1 Introduction

Integrated microwave photonics (MWP) by combining photonic integrated circuit technology with MWP has shown its advantages in enhanced functionalities and robustness as well as reduced size, weight, cost, and power consumption. Microwave filtering is one of the most important functionalities in integrated MWP for signal processing in the 5G/6G wireless communication,^{[1, 2]} which separates signals of interest from the noise background and mitigates unwanted interference.^[3] A common way for implementing integrated MWP filters is constructing multitap delay lines on a chip,^[4-6] where the input signal is discretely sampled, delayed, and weighted before being summed up. For applications that require narrow linewidths and/or free spectral ranges (FSRs), long time delays become necessary, leading to large footprints and high losses. Hypersonic acoustic waves with significantly lower velocity than optical waves can be adopted for overcoming this difficulty and obtaining the required long time delays within a small footprint. One way of harnessing the acoustic waves for high-resolution filtering relies on the stimulated Brillouin scattering between guided light and sound waves, usually in nonsuspended chalcogenide glasses^{[7, 8]} or suspended silicon membranes.^[9-11] Another type of sound waves, surface acoustic waves (SAWs) propagate at the surface of a material within a depth on the order of acoustic wavelength. SAWs have very high energy confinement and can attain large overlap with the optical mode of a planar waveguide on integrated platform, and thus have been widely applied in the areas of quantum communication,^[12] sensing,^{[13, 14]} and signal processing.^[15-17] More importantly, tunable SAW devices have been achieved recently by using mechanical nonlinear deformations,^[18] piezoelectrically actuated deformations,^[19] electroacoustic effects,^[20] and thermoacoustic effects^[21] at gigahertz frequencies. Therefore, SAW devices are an excellent candidate for high-resolution tunable MWP filters for next-generation wireless communication.

Supplied data:
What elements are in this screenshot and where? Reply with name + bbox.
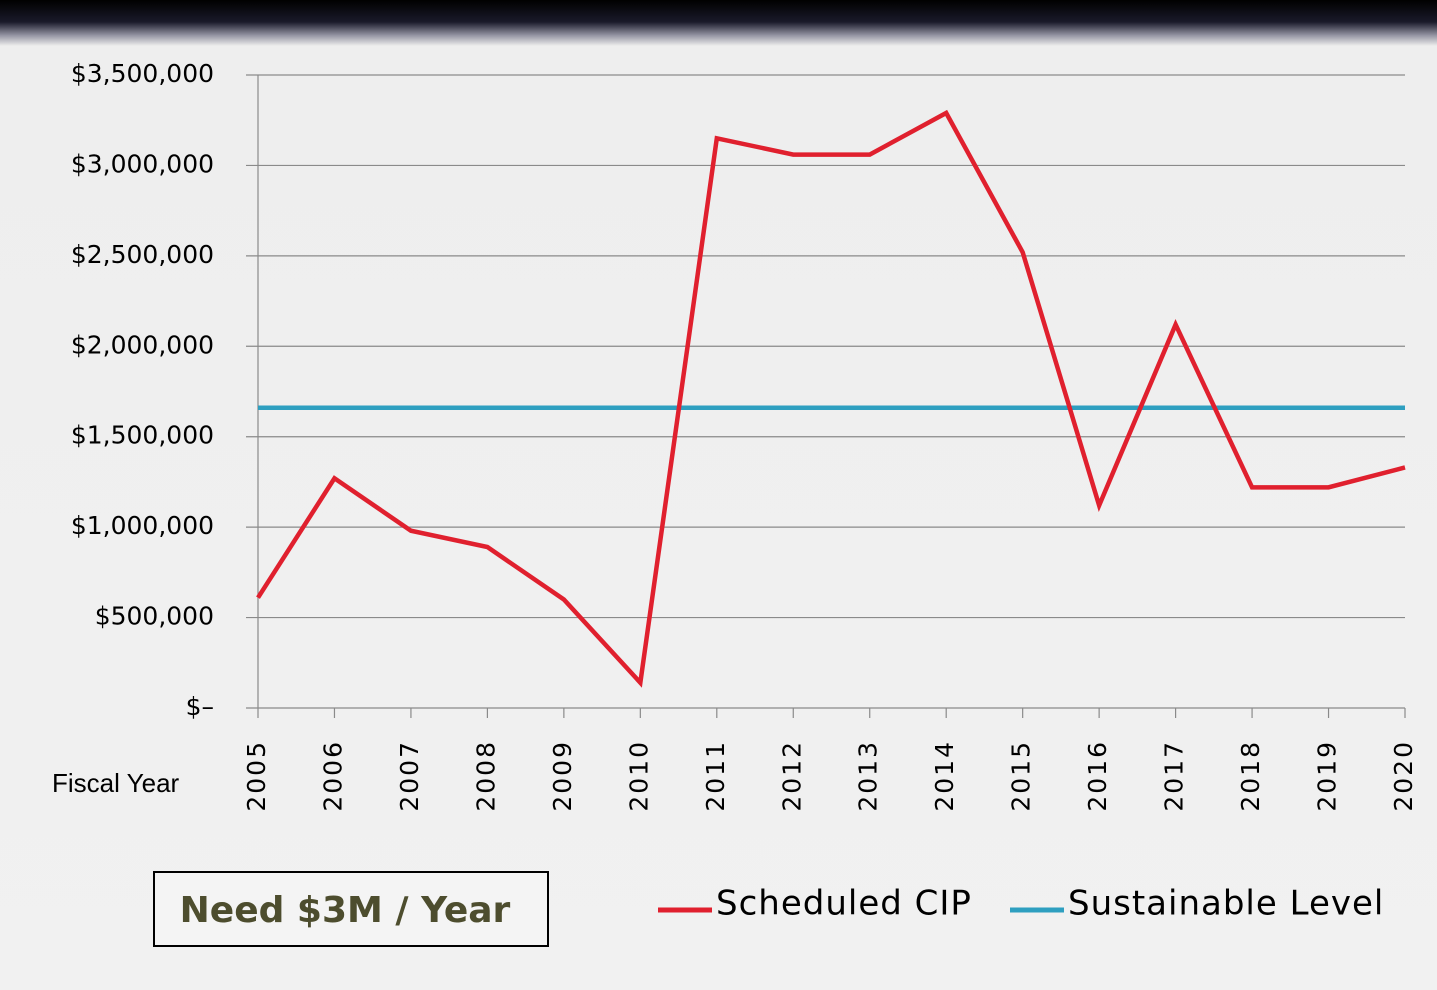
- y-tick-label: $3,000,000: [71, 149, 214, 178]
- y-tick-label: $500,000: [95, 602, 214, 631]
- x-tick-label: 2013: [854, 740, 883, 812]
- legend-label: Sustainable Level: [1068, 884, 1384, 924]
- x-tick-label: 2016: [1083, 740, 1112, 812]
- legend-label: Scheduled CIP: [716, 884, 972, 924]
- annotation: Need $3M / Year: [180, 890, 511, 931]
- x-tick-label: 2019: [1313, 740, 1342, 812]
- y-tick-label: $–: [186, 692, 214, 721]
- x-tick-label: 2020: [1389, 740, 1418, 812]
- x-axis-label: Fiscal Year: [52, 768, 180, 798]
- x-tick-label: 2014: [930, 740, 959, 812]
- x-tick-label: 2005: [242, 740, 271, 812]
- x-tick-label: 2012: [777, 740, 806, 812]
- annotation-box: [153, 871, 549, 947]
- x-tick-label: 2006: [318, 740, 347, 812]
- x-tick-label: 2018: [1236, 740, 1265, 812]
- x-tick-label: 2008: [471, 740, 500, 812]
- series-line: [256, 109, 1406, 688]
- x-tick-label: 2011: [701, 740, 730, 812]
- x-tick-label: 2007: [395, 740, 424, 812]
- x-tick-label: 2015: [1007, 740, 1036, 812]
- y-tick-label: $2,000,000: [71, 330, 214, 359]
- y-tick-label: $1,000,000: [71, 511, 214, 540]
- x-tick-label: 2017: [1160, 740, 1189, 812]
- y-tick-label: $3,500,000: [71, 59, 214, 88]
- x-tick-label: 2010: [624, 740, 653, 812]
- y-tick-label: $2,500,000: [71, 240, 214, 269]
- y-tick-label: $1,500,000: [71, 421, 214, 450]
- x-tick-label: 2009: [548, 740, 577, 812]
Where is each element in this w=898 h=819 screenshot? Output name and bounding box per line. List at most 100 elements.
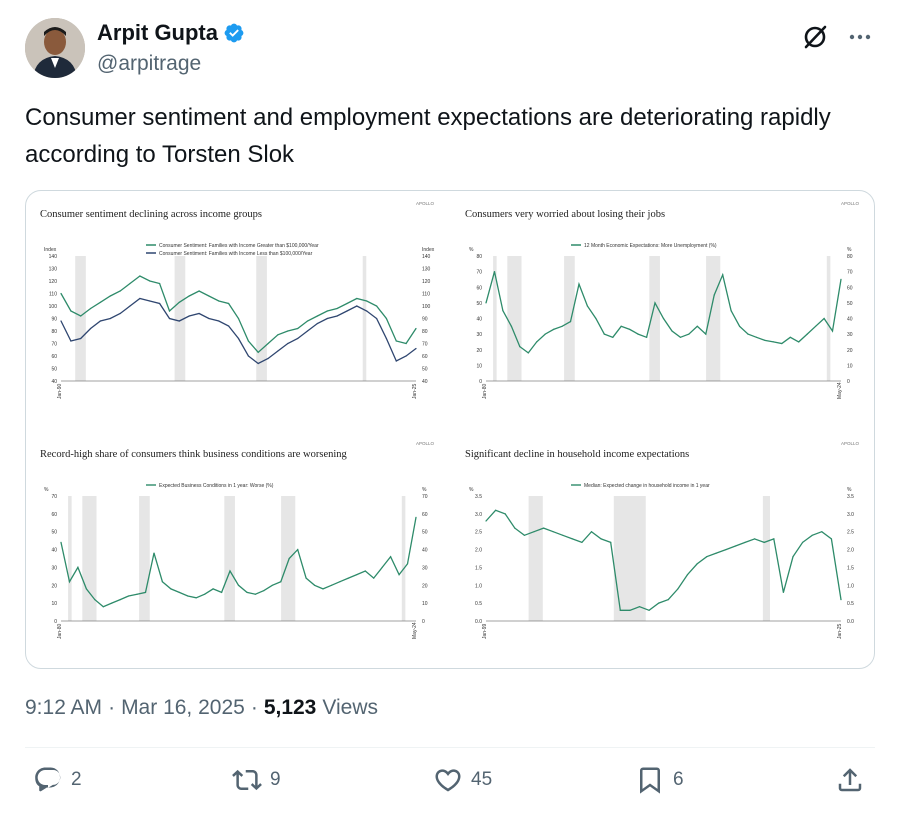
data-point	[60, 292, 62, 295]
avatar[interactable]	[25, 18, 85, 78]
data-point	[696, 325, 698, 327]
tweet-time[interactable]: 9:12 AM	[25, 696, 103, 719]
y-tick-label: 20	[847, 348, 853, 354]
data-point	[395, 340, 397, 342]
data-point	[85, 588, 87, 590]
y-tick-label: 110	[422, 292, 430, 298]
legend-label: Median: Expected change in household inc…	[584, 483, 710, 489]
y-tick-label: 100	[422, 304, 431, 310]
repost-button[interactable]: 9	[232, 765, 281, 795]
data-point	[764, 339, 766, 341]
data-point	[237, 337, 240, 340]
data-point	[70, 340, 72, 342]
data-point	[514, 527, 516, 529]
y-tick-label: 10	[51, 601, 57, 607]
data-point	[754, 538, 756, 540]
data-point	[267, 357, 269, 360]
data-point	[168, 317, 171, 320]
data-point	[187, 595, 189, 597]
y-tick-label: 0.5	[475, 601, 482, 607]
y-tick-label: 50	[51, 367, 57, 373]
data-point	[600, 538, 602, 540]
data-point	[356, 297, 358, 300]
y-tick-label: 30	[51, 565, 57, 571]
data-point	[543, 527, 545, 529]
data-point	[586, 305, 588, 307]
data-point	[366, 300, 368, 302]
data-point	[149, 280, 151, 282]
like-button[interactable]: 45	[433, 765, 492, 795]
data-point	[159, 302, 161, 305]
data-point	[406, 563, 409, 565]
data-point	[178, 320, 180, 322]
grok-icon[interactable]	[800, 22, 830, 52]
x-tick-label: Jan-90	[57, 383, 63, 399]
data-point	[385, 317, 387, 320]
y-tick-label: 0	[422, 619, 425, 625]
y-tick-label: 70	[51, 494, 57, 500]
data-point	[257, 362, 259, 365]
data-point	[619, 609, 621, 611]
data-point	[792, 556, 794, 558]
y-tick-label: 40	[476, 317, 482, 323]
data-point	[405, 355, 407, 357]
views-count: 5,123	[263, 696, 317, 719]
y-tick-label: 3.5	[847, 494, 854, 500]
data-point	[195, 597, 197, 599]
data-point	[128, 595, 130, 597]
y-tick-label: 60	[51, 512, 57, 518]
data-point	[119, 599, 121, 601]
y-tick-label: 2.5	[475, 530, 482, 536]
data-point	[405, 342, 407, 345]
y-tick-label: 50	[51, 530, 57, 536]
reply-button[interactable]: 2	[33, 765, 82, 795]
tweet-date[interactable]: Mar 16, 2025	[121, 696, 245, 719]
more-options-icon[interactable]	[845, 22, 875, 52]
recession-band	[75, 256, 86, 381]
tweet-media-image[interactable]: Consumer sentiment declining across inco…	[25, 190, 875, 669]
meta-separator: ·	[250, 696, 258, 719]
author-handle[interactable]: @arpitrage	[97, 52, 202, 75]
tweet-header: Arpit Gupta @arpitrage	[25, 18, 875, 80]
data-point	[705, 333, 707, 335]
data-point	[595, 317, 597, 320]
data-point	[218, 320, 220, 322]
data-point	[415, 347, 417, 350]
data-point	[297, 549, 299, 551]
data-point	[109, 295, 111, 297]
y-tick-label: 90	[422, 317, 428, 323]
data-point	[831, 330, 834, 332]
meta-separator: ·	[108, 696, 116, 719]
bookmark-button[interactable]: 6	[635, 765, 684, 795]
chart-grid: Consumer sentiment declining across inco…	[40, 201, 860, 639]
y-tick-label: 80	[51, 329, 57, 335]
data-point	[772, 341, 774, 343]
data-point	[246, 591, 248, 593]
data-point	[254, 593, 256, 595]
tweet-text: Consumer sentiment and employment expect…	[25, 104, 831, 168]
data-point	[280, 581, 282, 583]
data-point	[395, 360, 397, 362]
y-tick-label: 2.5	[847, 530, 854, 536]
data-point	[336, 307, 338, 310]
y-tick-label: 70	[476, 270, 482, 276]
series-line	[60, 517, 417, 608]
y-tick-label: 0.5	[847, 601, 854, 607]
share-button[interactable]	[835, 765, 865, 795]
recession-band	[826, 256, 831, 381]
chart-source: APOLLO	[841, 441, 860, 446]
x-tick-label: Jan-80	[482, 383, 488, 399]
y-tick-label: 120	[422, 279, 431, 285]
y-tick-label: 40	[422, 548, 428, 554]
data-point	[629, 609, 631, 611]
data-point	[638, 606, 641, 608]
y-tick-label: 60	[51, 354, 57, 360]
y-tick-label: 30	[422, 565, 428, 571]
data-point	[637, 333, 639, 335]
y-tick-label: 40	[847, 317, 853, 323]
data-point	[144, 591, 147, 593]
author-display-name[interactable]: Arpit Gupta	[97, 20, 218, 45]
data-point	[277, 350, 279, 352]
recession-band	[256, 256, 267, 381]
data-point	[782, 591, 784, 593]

Prompt 1: According to the introduction on integrated microwave photonics, to what depth do surface acoustic waves propagate at a material's surface?
Prompt 2: From the listing, copy out the part that opens with the line containing "292, 62, 295]" and closes with the line containing "765, 82, 795]", including both of those lines.
The introduction and the listing come from unrelated sources.

Correct answer 1: They propagate within a depth on the order of the acoustic wavelength.

Correct answer 2:
data-point	[60, 292, 62, 295]
avatar[interactable]	[25, 18, 85, 78]
data-point	[696, 325, 698, 327]
tweet-time[interactable]: 9:12 AM	[25, 696, 103, 719]
y-tick-label: 20	[847, 348, 853, 354]
data-point	[395, 340, 397, 342]
data-point	[85, 588, 87, 590]
y-tick-label: 110	[422, 292, 430, 298]
legend-label: Median: Expected change in household inc…	[584, 483, 710, 489]
y-tick-label: 100	[422, 304, 431, 310]
repost-button[interactable]: 9	[232, 765, 281, 795]
data-point	[764, 339, 766, 341]
data-point	[237, 337, 240, 340]
data-point	[70, 340, 72, 342]
data-point	[514, 527, 516, 529]
y-tick-label: 10	[51, 601, 57, 607]
data-point	[754, 538, 756, 540]
data-point	[267, 357, 269, 360]
data-point	[168, 317, 171, 320]
data-point	[187, 595, 189, 597]
y-tick-label: 0.5	[475, 601, 482, 607]
y-tick-label: 50	[51, 367, 57, 373]
data-point	[600, 538, 602, 540]
data-point	[356, 297, 358, 300]
y-tick-label: 30	[51, 565, 57, 571]
data-point	[543, 527, 545, 529]
data-point	[586, 305, 588, 307]
data-point	[366, 300, 368, 302]
data-point	[149, 280, 151, 282]
like-button[interactable]: 45	[433, 765, 492, 795]
data-point	[159, 302, 161, 305]
data-point	[406, 563, 409, 565]
data-point	[178, 320, 180, 322]
grok-icon[interactable]	[800, 22, 830, 52]
x-tick-label: Jan-90	[57, 383, 63, 399]
data-point	[385, 317, 387, 320]
y-tick-label: 0	[422, 619, 425, 625]
y-tick-label: 70	[51, 494, 57, 500]
data-point	[257, 362, 259, 365]
data-point	[619, 609, 621, 611]
data-point	[792, 556, 794, 558]
y-tick-label: 40	[476, 317, 482, 323]
data-point	[405, 355, 407, 357]
views-count: 5,123	[263, 696, 317, 719]
y-tick-label: 3.5	[847, 494, 854, 500]
data-point	[195, 597, 197, 599]
data-point	[128, 595, 130, 597]
y-tick-label: 60	[51, 512, 57, 518]
data-point	[119, 599, 121, 601]
y-tick-label: 2.5	[475, 530, 482, 536]
data-point	[405, 342, 407, 345]
y-tick-label: 50	[51, 530, 57, 536]
reply-button[interactable]: 2	[33, 765, 82, 795]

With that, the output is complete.